Start of Input records

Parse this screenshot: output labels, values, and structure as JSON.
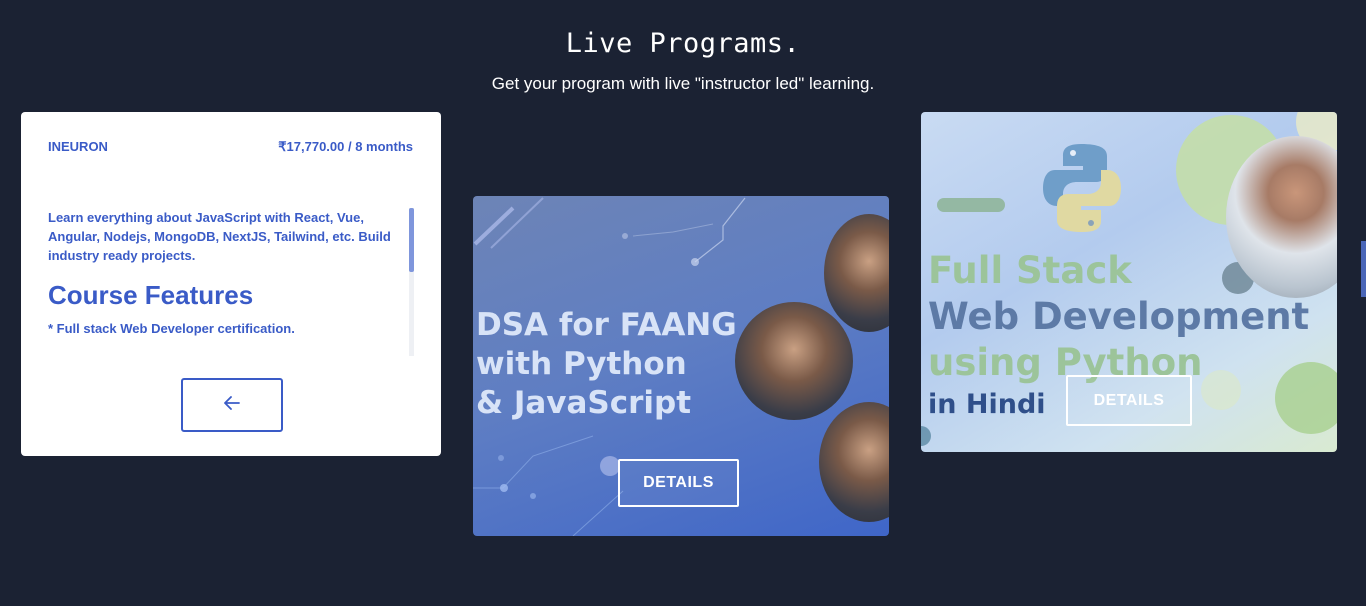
{
  "header": {
    "title": "Live Programs.",
    "subtitle": "Get your program with live \"instructor led\" learning."
  },
  "card_back": {
    "provider": "INEURON",
    "price": "₹17,770.00 / 8 months",
    "description": "Learn everything about JavaScript with React, Vue, Angular, Nodejs, MongoDB, NextJS, Tailwind, etc. Build industry ready projects.",
    "features_title": "Course Features",
    "features": [
      "* Full stack Web Developer certification."
    ],
    "back_icon": "arrow-left-icon"
  },
  "card_dsa": {
    "banner_lines": [
      "DSA for FAANG",
      "with Python",
      "& JavaScript"
    ],
    "details_label": "DETAILS"
  },
  "card_fullstack": {
    "banner_lines": [
      "Full Stack",
      "Web Development",
      "using Python",
      "in Hindi"
    ],
    "details_label": "DETAILS"
  },
  "colors": {
    "background": "#1b2233",
    "accent": "#3a5bc7"
  }
}
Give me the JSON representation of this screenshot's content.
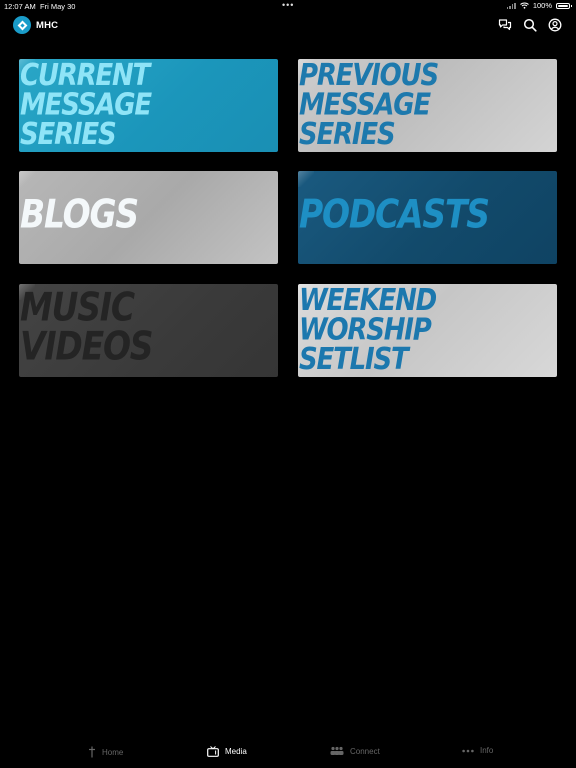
{
  "status_bar": {
    "time": "12:07 AM",
    "date": "Fri May 30",
    "battery": "100%"
  },
  "header": {
    "brand": "MHC",
    "icons": [
      "chat-icon",
      "search-icon",
      "account-icon"
    ]
  },
  "tiles": [
    {
      "id": "current",
      "text": "CURRENT\nMESSAGE\nSERIES"
    },
    {
      "id": "previous",
      "text": "PREVIOUS\nMESSAGE\nSERIES"
    },
    {
      "id": "blogs",
      "text": "BLOGS"
    },
    {
      "id": "podcasts",
      "text": "PODCASTS"
    },
    {
      "id": "music",
      "text": "MUSIC\nVIDEOS"
    },
    {
      "id": "weekend",
      "text": "WEEKEND\nWORSHIP\nSETLIST"
    }
  ],
  "tabbar": {
    "active": "Media",
    "tabs": [
      {
        "label": "Home",
        "icon": "cross-icon"
      },
      {
        "label": "Media",
        "icon": "tv-icon"
      },
      {
        "label": "Connect",
        "icon": "group-icon"
      },
      {
        "label": "Info",
        "icon": "more-icon"
      }
    ]
  },
  "colors": {
    "background": "#000000",
    "accent": "#1a9cc9",
    "current_tile": "#1b96bb",
    "podcasts_tile": "#124a6b"
  }
}
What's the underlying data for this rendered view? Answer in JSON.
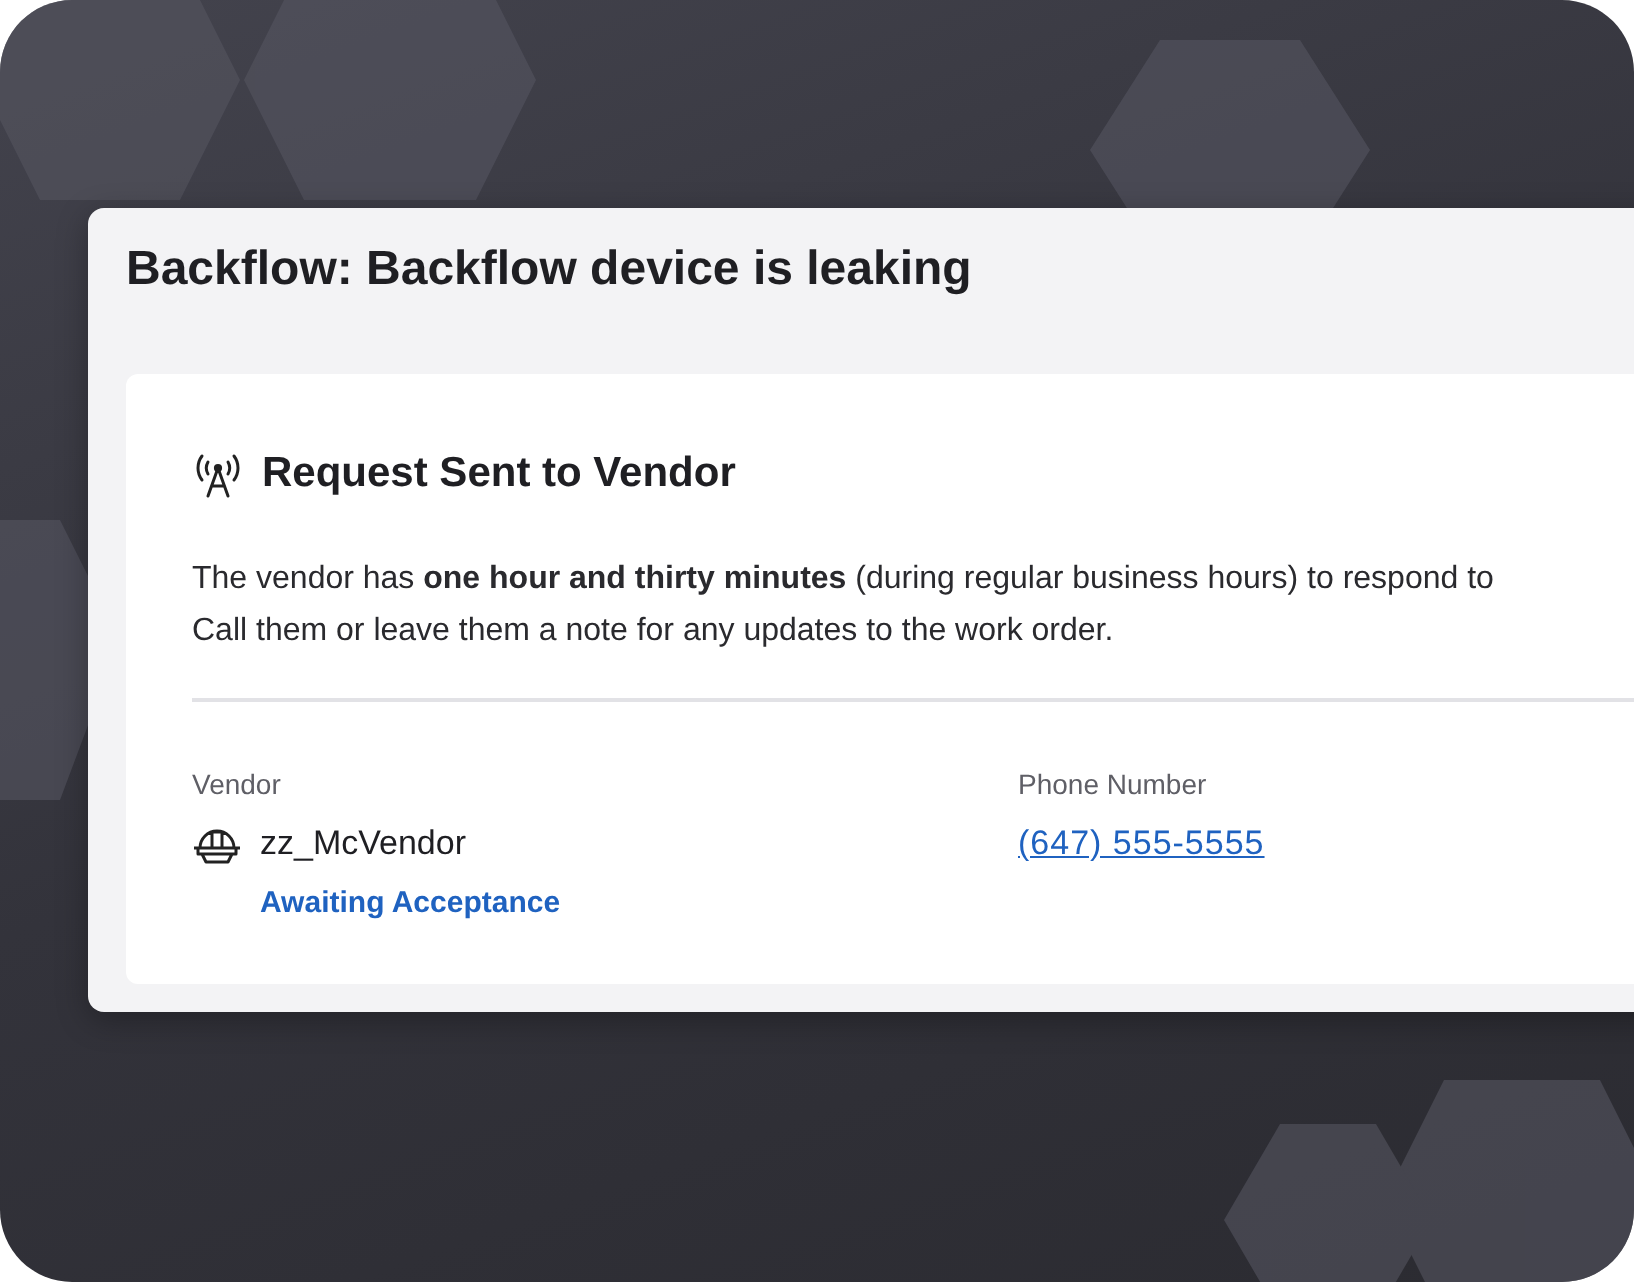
{
  "title": "Backflow: Backflow device is leaking",
  "status_card": {
    "heading": "Request Sent to Vendor",
    "message": "The vendor has **one hour and thirty minutes** (during regular business hours) to respond to\nCall them or leave them a note for any updates to the work order.",
    "vendor": {
      "label": "Vendor",
      "name": "zz_McVendor",
      "status": "Awaiting Acceptance"
    },
    "phone": {
      "label": "Phone Number",
      "value": "(647) 555-5555"
    }
  }
}
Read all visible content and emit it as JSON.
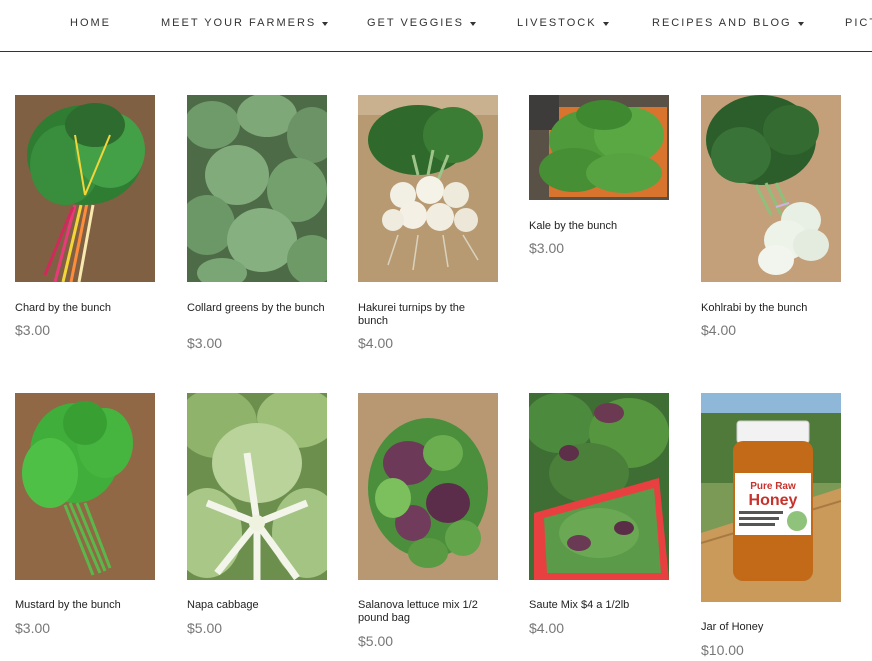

End of Input records

Instructions for the task:
Repeat all of the entries word for word, but omit the pictures.

Result:
Parse this screenshot: output labels, values, and structure as JSON.
{
  "header": {
    "title": "Live Programs.",
    "subtitle": "Get your program with live \"instructor led\" learning."
  },
  "card_back": {
    "provider": "INEURON",
    "price": "₹17,770.00 / 8 months",
    "description": "Learn everything about JavaScript with React, Vue, Angular, Nodejs, MongoDB, NextJS, Tailwind, etc. Build industry ready projects.",
    "features_title": "Course Features",
    "features": [
      "* Full stack Web Developer certification."
    ],
    "back_icon": "arrow-left-icon"
  },
  "card_dsa": {
    "banner_lines": [
      "DSA for FAANG",
      "with Python",
      "& JavaScript"
    ],
    "details_label": "DETAILS"
  },
  "card_fullstack": {
    "banner_lines": [
      "Full Stack",
      "Web Development",
      "using Python",
      "in Hindi"
    ],
    "details_label": "DETAILS"
  },
  "colors": {
    "background": "#1b2233",
    "accent": "#3a5bc7"
  }
}
Give me the JSON representation of this screenshot's content.
{
  "status_bar": {
    "time": "12:07 AM",
    "date": "Fri May 30",
    "battery": "100%"
  },
  "header": {
    "brand": "MHC",
    "icons": [
      "chat-icon",
      "search-icon",
      "account-icon"
    ]
  },
  "tiles": [
    {
      "id": "current",
      "text": "CURRENT\nMESSAGE\nSERIES"
    },
    {
      "id": "previous",
      "text": "PREVIOUS\nMESSAGE\nSERIES"
    },
    {
      "id": "blogs",
      "text": "BLOGS"
    },
    {
      "id": "podcasts",
      "text": "PODCASTS"
    },
    {
      "id": "music",
      "text": "MUSIC\nVIDEOS"
    },
    {
      "id": "weekend",
      "text": "WEEKEND\nWORSHIP\nSETLIST"
    }
  ],
  "tabbar": {
    "active": "Media",
    "tabs": [
      {
        "label": "Home",
        "icon": "cross-icon"
      },
      {
        "label": "Media",
        "icon": "tv-icon"
      },
      {
        "label": "Connect",
        "icon": "group-icon"
      },
      {
        "label": "Info",
        "icon": "more-icon"
      }
    ]
  },
  "colors": {
    "background": "#000000",
    "accent": "#1a9cc9",
    "current_tile": "#1b96bb",
    "podcasts_tile": "#124a6b"
  }
}
What's the underlying data for this rendered view? Answer in JSON.
{
  "title": "Backflow: Backflow device is leaking",
  "status_card": {
    "heading": "Request Sent to Vendor",
    "message": "The vendor has **one hour and thirty minutes** (during regular business hours) to respond to\nCall them or leave them a note for any updates to the work order.",
    "vendor": {
      "label": "Vendor",
      "name": "zz_McVendor",
      "status": "Awaiting Acceptance"
    },
    "phone": {
      "label": "Phone Number",
      "value": "(647) 555-5555"
    }
  }
}
Read all visible content and emit it as JSON.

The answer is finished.